Exercise description:
Output every line below without omitting or altering anything.

** begin Dataset extract **

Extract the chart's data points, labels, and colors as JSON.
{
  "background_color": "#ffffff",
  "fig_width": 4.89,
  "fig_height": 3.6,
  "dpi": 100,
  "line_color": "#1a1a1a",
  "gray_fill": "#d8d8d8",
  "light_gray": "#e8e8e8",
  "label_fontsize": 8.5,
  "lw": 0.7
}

** end Dataset extract **

The reply:
Extract the chart's data points, labels, and colors as JSON.
{
  "background_color": "#ffffff",
  "fig_width": 4.89,
  "fig_height": 3.6,
  "dpi": 100,
  "line_color": "#1a1a1a",
  "gray_fill": "#d8d8d8",
  "light_gray": "#e8e8e8",
  "label_fontsize": 8.5,
  "lw": 0.7
}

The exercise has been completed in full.